Image layout annotations
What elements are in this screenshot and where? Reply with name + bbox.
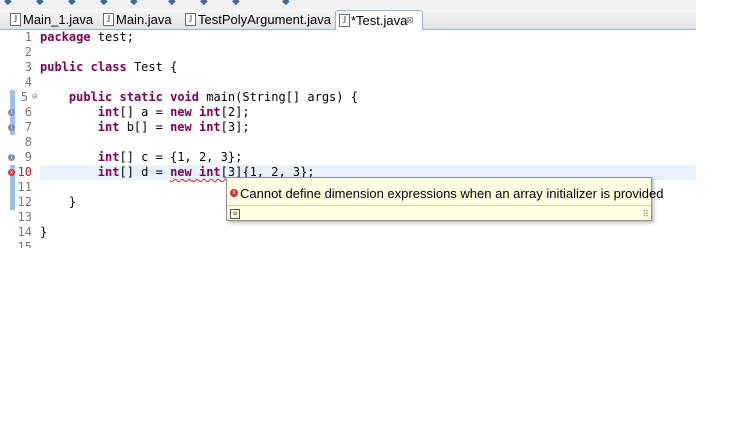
java-file-icon: J bbox=[10, 13, 21, 26]
java-file-icon: J bbox=[185, 13, 196, 26]
line-number: 13 bbox=[17, 210, 32, 224]
tab-label: TestPolyArgument.java bbox=[198, 12, 331, 27]
tab-main-java[interactable]: J Main.java bbox=[103, 10, 179, 29]
keyword: package bbox=[40, 30, 91, 44]
resize-grip-icon[interactable]: ⠿ bbox=[642, 211, 649, 220]
line-number: 11 bbox=[17, 180, 32, 194]
toolbar-icon[interactable]: ◆ bbox=[4, 0, 12, 8]
code-line: int[] c = {1, 2, 3}; bbox=[40, 150, 696, 165]
toolbar-icon[interactable]: ◆ bbox=[282, 0, 290, 8]
code-line: public static void main(String[] args) { bbox=[40, 90, 696, 105]
tab-testpolyargument-java[interactable]: J TestPolyArgument.java bbox=[185, 10, 331, 29]
code-text: Test { bbox=[126, 60, 178, 74]
keyword: int bbox=[97, 120, 120, 134]
keyword: class bbox=[90, 60, 127, 74]
code-line: public class Test { bbox=[40, 60, 696, 75]
java-file-icon: J bbox=[339, 14, 350, 27]
keyword: int bbox=[198, 165, 221, 179]
keyword: new bbox=[170, 120, 192, 134]
toolbar-icon[interactable]: ◆ bbox=[130, 0, 138, 8]
keyword: void bbox=[170, 90, 199, 104]
toolbar-icon[interactable]: ◆ bbox=[168, 0, 176, 8]
code-text: } bbox=[68, 195, 77, 209]
line-number: 4 bbox=[24, 75, 32, 89]
code-text: } bbox=[40, 225, 48, 239]
toolbar-icon[interactable]: ◆ bbox=[200, 0, 208, 8]
keyword: new bbox=[170, 165, 192, 179]
line-number: 8 bbox=[24, 135, 32, 149]
tab-label: *Test.java bbox=[351, 13, 408, 28]
toolbar-icon[interactable]: ◆ bbox=[100, 0, 108, 8]
code-text: b[] = bbox=[119, 120, 171, 134]
code-line: int[] a = new int[2]; bbox=[40, 105, 696, 120]
toolbar-icon[interactable]: ◆ bbox=[68, 0, 76, 8]
code-text: [2]; bbox=[220, 105, 250, 119]
keyword: public bbox=[40, 60, 84, 74]
tab-test-java[interactable]: J *Test.java ⊠ bbox=[335, 10, 423, 30]
quick-fix-icon[interactable]: ≡ bbox=[230, 209, 240, 219]
line-number: 2 bbox=[24, 45, 32, 59]
keyword: static bbox=[119, 90, 163, 104]
line-number: 5 bbox=[20, 90, 28, 104]
tab-label: Main_1.java bbox=[23, 12, 94, 27]
editor-tab-bar: J Main_1.java J Main.java J TestPolyArgu… bbox=[0, 9, 696, 30]
keyword: int bbox=[97, 165, 120, 179]
code-text: [] d = bbox=[119, 165, 171, 179]
keyword: int bbox=[97, 150, 120, 164]
line-number: 6 bbox=[24, 105, 32, 119]
error-message: Cannot define dimension expressions when… bbox=[240, 186, 664, 201]
keyword: new bbox=[170, 105, 192, 119]
keyword: int bbox=[97, 105, 120, 119]
line-number: 14 bbox=[17, 225, 32, 239]
java-file-icon: J bbox=[103, 13, 114, 26]
line-number: 3 bbox=[24, 60, 32, 74]
line-number: 15 bbox=[17, 240, 32, 248]
line-number: 9 bbox=[24, 150, 32, 164]
error-icon: x bbox=[230, 189, 238, 197]
code-text: test; bbox=[90, 30, 134, 44]
tab-main-1-java[interactable]: J Main_1.java bbox=[10, 10, 98, 29]
tooltip-footer: ≡ ⠿ bbox=[227, 205, 651, 221]
error-hover-tooltip[interactable]: x Cannot define dimension expressions wh… bbox=[226, 177, 663, 221]
fold-collapse-icon[interactable]: ⊖ bbox=[32, 90, 37, 105]
keyword: int bbox=[198, 120, 221, 134]
tab-label: Main.java bbox=[116, 12, 172, 27]
code-text: [3]; bbox=[220, 120, 250, 134]
toolbar-icon[interactable]: ◆ bbox=[232, 0, 240, 8]
code-line: package test; bbox=[40, 30, 696, 45]
line-number: 10 bbox=[17, 165, 32, 179]
vertical-ruler: i i i x 1 2 3 4 5 ⊖ 6 7 8 9 10 11 12 13 … bbox=[0, 30, 37, 248]
line-number: 12 bbox=[17, 195, 32, 209]
code-line: } bbox=[40, 225, 696, 240]
line-number: 1 bbox=[24, 30, 32, 44]
code-text: [] a = bbox=[119, 105, 171, 119]
keyword: public bbox=[68, 90, 113, 104]
toolbar-icon[interactable]: ◆ bbox=[36, 0, 44, 8]
code-line: int b[] = new int[3]; bbox=[40, 120, 696, 135]
keyword: int bbox=[198, 105, 221, 119]
line-number: 7 bbox=[24, 120, 32, 134]
code-text: [] c = {1, 2, 3}; bbox=[119, 150, 243, 164]
close-icon[interactable]: ⊠ bbox=[406, 11, 414, 30]
code-text: main(String[] args) { bbox=[199, 90, 358, 104]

▶ **What is asked**: Can you lay out every line of the entries above as a numbered list, skipping blank lines and leaving out the pictures?

▶ **Task solution**:
1. What elements are in this screenshot and where? Reply with name + bbox.
2. java-file-icon: J bbox=[10, 13, 21, 26]
3. java-file-icon: J bbox=[185, 13, 196, 26]
4. line-number: 13 bbox=[17, 210, 32, 224]
5. tab-label: TestPolyArgument.java bbox=[198, 12, 331, 27]
6. tab-main-java[interactable]: J Main.java bbox=[103, 10, 179, 29]
7. keyword: package bbox=[40, 30, 91, 44]
8. resize-grip-icon[interactable]: ⠿ bbox=[642, 211, 649, 220]
9. line-number: 11 bbox=[17, 180, 32, 194]
10. toolbar-icon[interactable]: ◆ bbox=[4, 0, 12, 8]
11. code-line: int[] c = {1, 2, 3}; bbox=[40, 150, 696, 165]
12. toolbar-icon[interactable]: ◆ bbox=[282, 0, 290, 8]
13. code-line: public static void main(String[] args) { bbox=[40, 90, 696, 105]
14. tab-testpolyargument-java[interactable]: J TestPolyArgument.java bbox=[185, 10, 331, 29]
15. code-text: Test { bbox=[126, 60, 178, 74]
16. keyword: int bbox=[97, 120, 120, 134]
17. keyword: class bbox=[90, 60, 127, 74]
18. code-line: public class Test { bbox=[40, 60, 696, 75]
19. java-file-icon: J bbox=[339, 14, 350, 27]
20. keyword: int bbox=[198, 165, 221, 179]
21. keyword: new bbox=[170, 120, 192, 134]
22. toolbar-icon[interactable]: ◆ bbox=[130, 0, 138, 8]
23. keyword: void bbox=[170, 90, 199, 104]
24. toolbar-icon[interactable]: ◆ bbox=[168, 0, 176, 8]
25. code-text: } bbox=[68, 195, 77, 209]
26. line-number: 4 bbox=[24, 75, 32, 89]
27. code-text: } bbox=[40, 225, 48, 239]
28. toolbar-icon[interactable]: ◆ bbox=[200, 0, 208, 8]
29. keyword: new bbox=[170, 165, 192, 179]
30. line-number: 8 bbox=[24, 135, 32, 149]
31. tab-label: *Test.java bbox=[351, 13, 408, 28]
32. toolbar-icon[interactable]: ◆ bbox=[100, 0, 108, 8]
33. code-text: b[] = bbox=[119, 120, 171, 134]
34. code-line: int[] a = new int[2]; bbox=[40, 105, 696, 120]
35. toolbar-icon[interactable]: ◆ bbox=[68, 0, 76, 8]
36. code-text: [2]; bbox=[220, 105, 250, 119]
37. keyword: public bbox=[40, 60, 84, 74]
38. tab-test-java[interactable]: J *Test.java ⊠ bbox=[335, 10, 423, 30]
39. quick-fix-icon[interactable]: ≡ bbox=[230, 209, 240, 219]
40. line-number: 2 bbox=[24, 45, 32, 59]
41. keyword: static bbox=[119, 90, 163, 104]
42. line-number: 5 bbox=[20, 90, 28, 104]
43. tab-label: Main_1.java bbox=[23, 12, 94, 27]
44. editor-tab-bar: J Main_1.java J Main.java J TestPolyArgu… bbox=[0, 9, 696, 30]
45. keyword: int bbox=[97, 165, 120, 179]
46. code-text: [] d = bbox=[119, 165, 171, 179]
47. keyword: int bbox=[97, 150, 120, 164]
48. line-number: 6 bbox=[24, 105, 32, 119]
49. error-message: Cannot define dimension expressions when… bbox=[240, 186, 664, 201]
50. keyword: new bbox=[170, 105, 192, 119]
51. keyword: int bbox=[97, 105, 120, 119]
52. line-number: 14 bbox=[17, 225, 32, 239]
53. java-file-icon: J bbox=[103, 13, 114, 26]
54. line-number: 3 bbox=[24, 60, 32, 74]
55. line-number: 15 bbox=[17, 240, 32, 248]
56. line-number: 9 bbox=[24, 150, 32, 164]
57. error-icon: x bbox=[230, 189, 238, 197]
58. code-text: test; bbox=[90, 30, 134, 44]
59. tab-main-1-java[interactable]: J Main_1.java bbox=[10, 10, 98, 29]
60. tooltip-footer: ≡ ⠿ bbox=[227, 205, 651, 221]
61. error-hover-tooltip[interactable]: x Cannot define dimension expressions wh… bbox=[226, 177, 663, 221]
62. fold-collapse-icon[interactable]: ⊖ bbox=[32, 90, 37, 105]
63. keyword: int bbox=[198, 120, 221, 134]
64. tab-label: Main.java bbox=[116, 12, 172, 27]
65. code-text: [3]; bbox=[220, 120, 250, 134]
66. toolbar-icon[interactable]: ◆ bbox=[232, 0, 240, 8]
67. code-line: package test; bbox=[40, 30, 696, 45]
68. line-number: 10 bbox=[17, 165, 32, 179]
69. vertical-ruler: i i i x 1 2 3 4 5 ⊖ 6 7 8 9 10 11 12 13 … bbox=[0, 30, 37, 248]
70. line-number: 12 bbox=[17, 195, 32, 209]
71. code-line: } bbox=[40, 225, 696, 240]
72. line-number: 1 bbox=[24, 30, 32, 44]
73. code-text: [] a = bbox=[119, 105, 171, 119]
74. keyword: public bbox=[68, 90, 113, 104]
75. toolbar-icon[interactable]: ◆ bbox=[36, 0, 44, 8]
76. code-line: int b[] = new int[3]; bbox=[40, 120, 696, 135]
77. keyword: int bbox=[198, 105, 221, 119]
78. line-number: 7 bbox=[24, 120, 32, 134]
79. code-text: [] c = {1, 2, 3}; bbox=[119, 150, 243, 164]
80. close-icon[interactable]: ⊠ bbox=[406, 11, 414, 30]
81. code-text: main(String[] args) { bbox=[199, 90, 358, 104]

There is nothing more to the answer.